Data supplied:
::::

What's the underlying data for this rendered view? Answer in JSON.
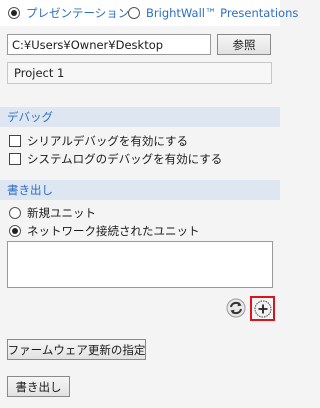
{
  "tabs": [
    {
      "label": "プレゼンテーション",
      "selected": true
    },
    {
      "label": "BrightWall™ Presentations",
      "selected": false
    }
  ],
  "path": {
    "value": "C:¥Users¥Owner¥Desktop",
    "browse_label": "参照"
  },
  "project_name": "Project 1",
  "debug": {
    "header": "デバッグ",
    "options": [
      {
        "label": "シリアルデバッグを有効にする",
        "checked": false
      },
      {
        "label": "システムログのデバッグを有効にする",
        "checked": false
      }
    ]
  },
  "publish": {
    "header": "書き出し",
    "options": [
      {
        "label": "新規ユニット",
        "selected": false
      },
      {
        "label": "ネットワーク接続されたユニット",
        "selected": true
      }
    ]
  },
  "icons": {
    "refresh": "refresh-icon",
    "add": "plus-circle-icon"
  },
  "buttons": {
    "firmware": "ファームウェア更新の指定",
    "export": "書き出し"
  },
  "colors": {
    "accent": "#2b6fc6",
    "section_bg": "#dde6f1",
    "highlight": "#d9141e"
  }
}
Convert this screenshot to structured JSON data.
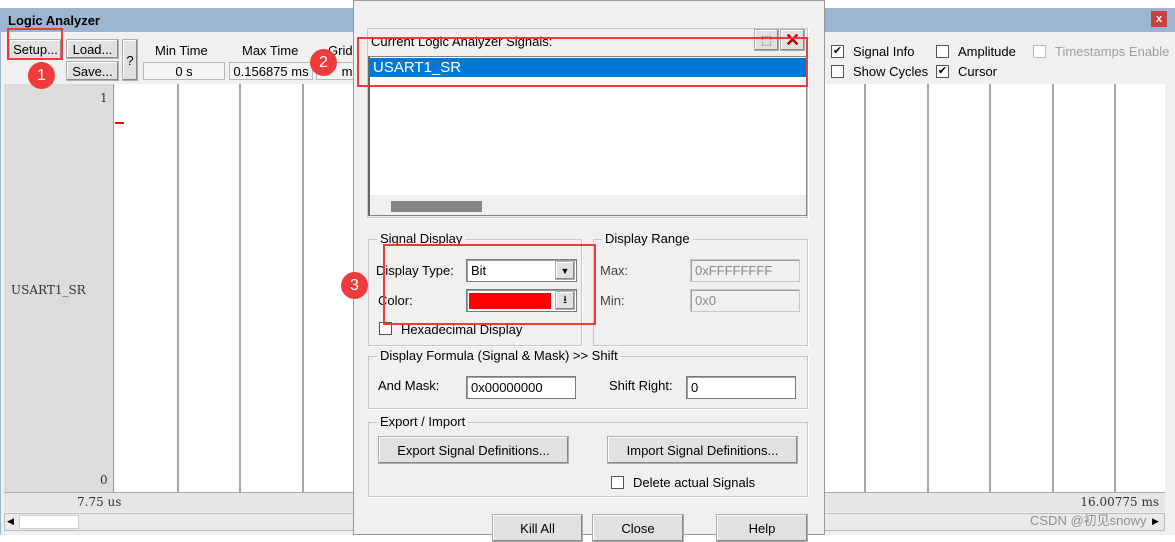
{
  "window": {
    "title": "Logic Analyzer",
    "close_icon": "close-icon"
  },
  "toolbar": {
    "setup": "Setup...",
    "load": "Load...",
    "save": "Save...",
    "help": "?",
    "min_time_label": "Min Time",
    "min_time_value": "0 s",
    "max_time_label": "Max Time",
    "max_time_value": "0.156875 ms",
    "grid_label": "Grid",
    "grid_value": "ms",
    "options": [
      {
        "label": "Signal Info",
        "checked": true,
        "enabled": true
      },
      {
        "label": "Amplitude",
        "checked": false,
        "enabled": true
      },
      {
        "label": "Timestamps Enable",
        "checked": false,
        "enabled": false
      },
      {
        "label": "Show Cycles",
        "checked": false,
        "enabled": true
      },
      {
        "label": "Cursor",
        "checked": true,
        "enabled": true
      }
    ]
  },
  "waveform": {
    "signal_name": "USART1_SR",
    "high_label": "1",
    "low_label": "0",
    "signal_color": "#ff0000",
    "time_start": "7.75 us",
    "time_end": "16.00775 ms"
  },
  "dialog": {
    "signals_label": "Current Logic Analyzer Signals:",
    "signals": [
      "USART1_SR"
    ],
    "new_icon": "new-signal-icon",
    "delete_icon": "delete-x-icon",
    "signal_display": {
      "title": "Signal Display",
      "display_type_label": "Display Type:",
      "display_type_value": "Bit",
      "color_label": "Color:",
      "color_value": "#ff0000",
      "hex_label": "Hexadecimal Display",
      "hex_checked": false
    },
    "display_range": {
      "title": "Display Range",
      "max_label": "Max:",
      "max_value": "0xFFFFFFFF",
      "min_label": "Min:",
      "min_value": "0x0"
    },
    "formula": {
      "title": "Display Formula (Signal & Mask) >> Shift",
      "mask_label": "And Mask:",
      "mask_value": "0x00000000",
      "shift_label": "Shift Right:",
      "shift_value": "0"
    },
    "export_import": {
      "title": "Export / Import",
      "export": "Export Signal Definitions...",
      "import": "Import Signal Definitions...",
      "delete_label": "Delete actual Signals",
      "delete_checked": false
    },
    "buttons": {
      "kill_all": "Kill All",
      "close": "Close",
      "help": "Help"
    }
  },
  "annotations": [
    "1",
    "2",
    "3"
  ],
  "watermark": "CSDN @初见snowy"
}
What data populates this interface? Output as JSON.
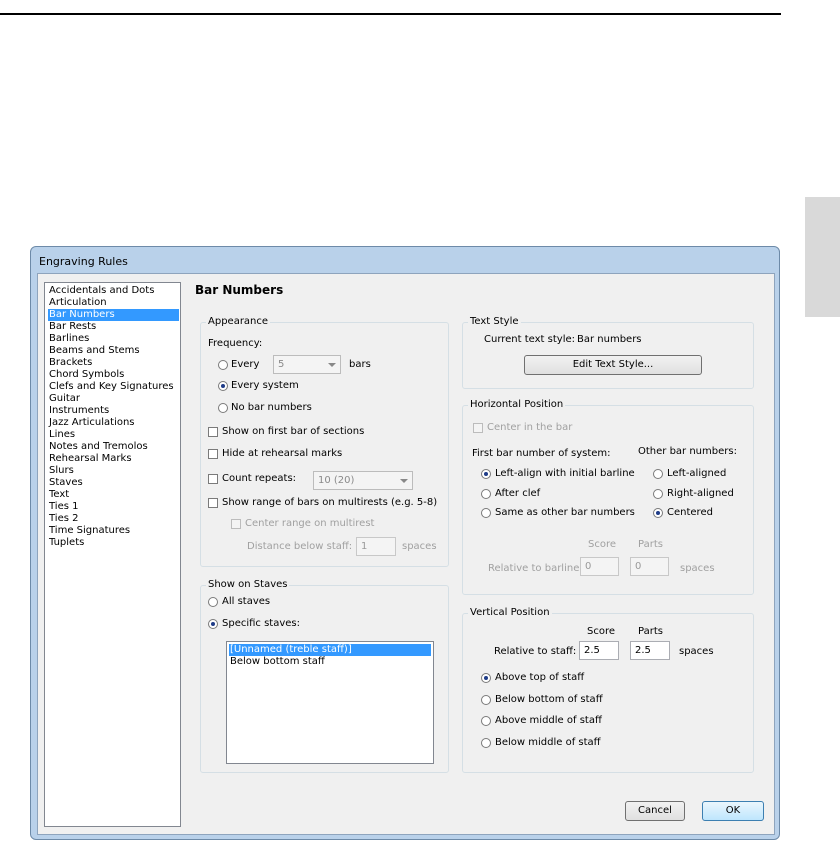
{
  "dialog": {
    "title": "Engraving Rules",
    "categories": [
      "Accidentals and Dots",
      "Articulation",
      "Bar Numbers",
      "Bar Rests",
      "Barlines",
      "Beams and Stems",
      "Brackets",
      "Chord Symbols",
      "Clefs and Key Signatures",
      "Guitar",
      "Instruments",
      "Jazz Articulations",
      "Lines",
      "Notes and Tremolos",
      "Rehearsal Marks",
      "Slurs",
      "Staves",
      "Text",
      "Ties 1",
      "Ties 2",
      "Time Signatures",
      "Tuplets"
    ],
    "selected_category": "Bar Numbers",
    "heading": "Bar Numbers"
  },
  "appearance": {
    "group_label": "Appearance",
    "frequency_label": "Frequency:",
    "every_label": "Every",
    "every_value": "5",
    "bars_label": "bars",
    "every_system_label": "Every system",
    "no_bar_numbers_label": "No bar numbers",
    "selected_frequency": "Every system",
    "show_first_bar_label": "Show on first bar of sections",
    "hide_rehearsal_label": "Hide at rehearsal marks",
    "count_repeats_label": "Count repeats:",
    "count_repeats_value": "10 (20)",
    "show_range_label": "Show range of bars on multirests (e.g. 5-8)",
    "center_range_label": "Center range on multirest",
    "distance_label": "Distance below staff:",
    "distance_value": "1",
    "spaces_label": "spaces"
  },
  "show_on_staves": {
    "group_label": "Show on Staves",
    "all_staves_label": "All staves",
    "specific_staves_label": "Specific staves:",
    "selected": "Specific staves",
    "staves": [
      "[Unnamed (treble staff)]",
      "Below bottom staff"
    ],
    "selected_stave": "[Unnamed (treble staff)]"
  },
  "text_style": {
    "group_label": "Text Style",
    "current_label": "Current text style:",
    "current_value": "Bar numbers",
    "edit_button": "Edit Text Style..."
  },
  "horizontal_position": {
    "group_label": "Horizontal Position",
    "center_in_bar_label": "Center in the bar",
    "first_bar_label": "First bar number of system:",
    "first_bar_options": [
      "Left-align with initial barline",
      "After clef",
      "Same as other bar numbers"
    ],
    "first_bar_selected": "Left-align with initial barline",
    "other_label": "Other bar numbers:",
    "other_options": [
      "Left-aligned",
      "Right-aligned",
      "Centered"
    ],
    "other_selected": "Centered",
    "score_label": "Score",
    "parts_label": "Parts",
    "relative_label": "Relative to barline:",
    "score_value": "0",
    "parts_value": "0",
    "spaces_label": "spaces"
  },
  "vertical_position": {
    "group_label": "Vertical Position",
    "score_label": "Score",
    "parts_label": "Parts",
    "relative_label": "Relative to staff:",
    "score_value": "2.5",
    "parts_value": "2.5",
    "spaces_label": "spaces",
    "options": [
      "Above top of staff",
      "Below bottom of staff",
      "Above middle of staff",
      "Below middle of staff"
    ],
    "selected": "Above top of staff"
  },
  "buttons": {
    "cancel": "Cancel",
    "ok": "OK"
  }
}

::::

Instructions to follow:
Output the data exactly. Pictures don't belong in the result.

Result for this task:
What's the underlying data for this rendered view? Answer in JSON.
{
  "tabs": [
    {
      "label": "プレゼンテーション",
      "selected": true
    },
    {
      "label": "BrightWall™ Presentations",
      "selected": false
    }
  ],
  "path": {
    "value": "C:¥Users¥Owner¥Desktop",
    "browse_label": "参照"
  },
  "project_name": "Project 1",
  "debug": {
    "header": "デバッグ",
    "options": [
      {
        "label": "シリアルデバッグを有効にする",
        "checked": false
      },
      {
        "label": "システムログのデバッグを有効にする",
        "checked": false
      }
    ]
  },
  "publish": {
    "header": "書き出し",
    "options": [
      {
        "label": "新規ユニット",
        "selected": false
      },
      {
        "label": "ネットワーク接続されたユニット",
        "selected": true
      }
    ]
  },
  "icons": {
    "refresh": "refresh-icon",
    "add": "plus-circle-icon"
  },
  "buttons": {
    "firmware": "ファームウェア更新の指定",
    "export": "書き出し"
  },
  "colors": {
    "accent": "#2b6fc6",
    "section_bg": "#dde6f1",
    "highlight": "#d9141e"
  }
}
Convert this screenshot to structured JSON data.
{
  "window": {
    "title": "Logic Analyzer",
    "close_icon": "close-icon"
  },
  "toolbar": {
    "setup": "Setup...",
    "load": "Load...",
    "save": "Save...",
    "help": "?",
    "min_time_label": "Min Time",
    "min_time_value": "0 s",
    "max_time_label": "Max Time",
    "max_time_value": "0.156875 ms",
    "grid_label": "Grid",
    "grid_value": "ms",
    "options": [
      {
        "label": "Signal Info",
        "checked": true,
        "enabled": true
      },
      {
        "label": "Amplitude",
        "checked": false,
        "enabled": true
      },
      {
        "label": "Timestamps Enable",
        "checked": false,
        "enabled": false
      },
      {
        "label": "Show Cycles",
        "checked": false,
        "enabled": true
      },
      {
        "label": "Cursor",
        "checked": true,
        "enabled": true
      }
    ]
  },
  "waveform": {
    "signal_name": "USART1_SR",
    "high_label": "1",
    "low_label": "0",
    "signal_color": "#ff0000",
    "time_start": "7.75 us",
    "time_end": "16.00775 ms"
  },
  "dialog": {
    "signals_label": "Current Logic Analyzer Signals:",
    "signals": [
      "USART1_SR"
    ],
    "new_icon": "new-signal-icon",
    "delete_icon": "delete-x-icon",
    "signal_display": {
      "title": "Signal Display",
      "display_type_label": "Display Type:",
      "display_type_value": "Bit",
      "color_label": "Color:",
      "color_value": "#ff0000",
      "hex_label": "Hexadecimal Display",
      "hex_checked": false
    },
    "display_range": {
      "title": "Display Range",
      "max_label": "Max:",
      "max_value": "0xFFFFFFFF",
      "min_label": "Min:",
      "min_value": "0x0"
    },
    "formula": {
      "title": "Display Formula (Signal & Mask) >> Shift",
      "mask_label": "And Mask:",
      "mask_value": "0x00000000",
      "shift_label": "Shift Right:",
      "shift_value": "0"
    },
    "export_import": {
      "title": "Export / Import",
      "export": "Export Signal Definitions...",
      "import": "Import Signal Definitions...",
      "delete_label": "Delete actual Signals",
      "delete_checked": false
    },
    "buttons": {
      "kill_all": "Kill All",
      "close": "Close",
      "help": "Help"
    }
  },
  "annotations": [
    "1",
    "2",
    "3"
  ],
  "watermark": "CSDN @初见snowy"
}
What data populates this interface? Output as JSON.
{
  "dialog": {
    "title": "Engraving Rules",
    "categories": [
      "Accidentals and Dots",
      "Articulation",
      "Bar Numbers",
      "Bar Rests",
      "Barlines",
      "Beams and Stems",
      "Brackets",
      "Chord Symbols",
      "Clefs and Key Signatures",
      "Guitar",
      "Instruments",
      "Jazz Articulations",
      "Lines",
      "Notes and Tremolos",
      "Rehearsal Marks",
      "Slurs",
      "Staves",
      "Text",
      "Ties 1",
      "Ties 2",
      "Time Signatures",
      "Tuplets"
    ],
    "selected_category": "Bar Numbers",
    "heading": "Bar Numbers"
  },
  "appearance": {
    "group_label": "Appearance",
    "frequency_label": "Frequency:",
    "every_label": "Every",
    "every_value": "5",
    "bars_label": "bars",
    "every_system_label": "Every system",
    "no_bar_numbers_label": "No bar numbers",
    "selected_frequency": "Every system",
    "show_first_bar_label": "Show on first bar of sections",
    "hide_rehearsal_label": "Hide at rehearsal marks",
    "count_repeats_label": "Count repeats:",
    "count_repeats_value": "10 (20)",
    "show_range_label": "Show range of bars on multirests (e.g. 5-8)",
    "center_range_label": "Center range on multirest",
    "distance_label": "Distance below staff:",
    "distance_value": "1",
    "spaces_label": "spaces"
  },
  "show_on_staves": {
    "group_label": "Show on Staves",
    "all_staves_label": "All staves",
    "specific_staves_label": "Specific staves:",
    "selected": "Specific staves",
    "staves": [
      "[Unnamed (treble staff)]",
      "Below bottom staff"
    ],
    "selected_stave": "[Unnamed (treble staff)]"
  },
  "text_style": {
    "group_label": "Text Style",
    "current_label": "Current text style:",
    "current_value": "Bar numbers",
    "edit_button": "Edit Text Style..."
  },
  "horizontal_position": {
    "group_label": "Horizontal Position",
    "center_in_bar_label": "Center in the bar",
    "first_bar_label": "First bar number of system:",
    "first_bar_options": [
      "Left-align with initial barline",
      "After clef",
      "Same as other bar numbers"
    ],
    "first_bar_selected": "Left-align with initial barline",
    "other_label": "Other bar numbers:",
    "other_options": [
      "Left-aligned",
      "Right-aligned",
      "Centered"
    ],
    "other_selected": "Centered",
    "score_label": "Score",
    "parts_label": "Parts",
    "relative_label": "Relative to barline:",
    "score_value": "0",
    "parts_value": "0",
    "spaces_label": "spaces"
  },
  "vertical_position": {
    "group_label": "Vertical Position",
    "score_label": "Score",
    "parts_label": "Parts",
    "relative_label": "Relative to staff:",
    "score_value": "2.5",
    "parts_value": "2.5",
    "spaces_label": "spaces",
    "options": [
      "Above top of staff",
      "Below bottom of staff",
      "Above middle of staff",
      "Below middle of staff"
    ],
    "selected": "Above top of staff"
  },
  "buttons": {
    "cancel": "Cancel",
    "ok": "OK"
  }
}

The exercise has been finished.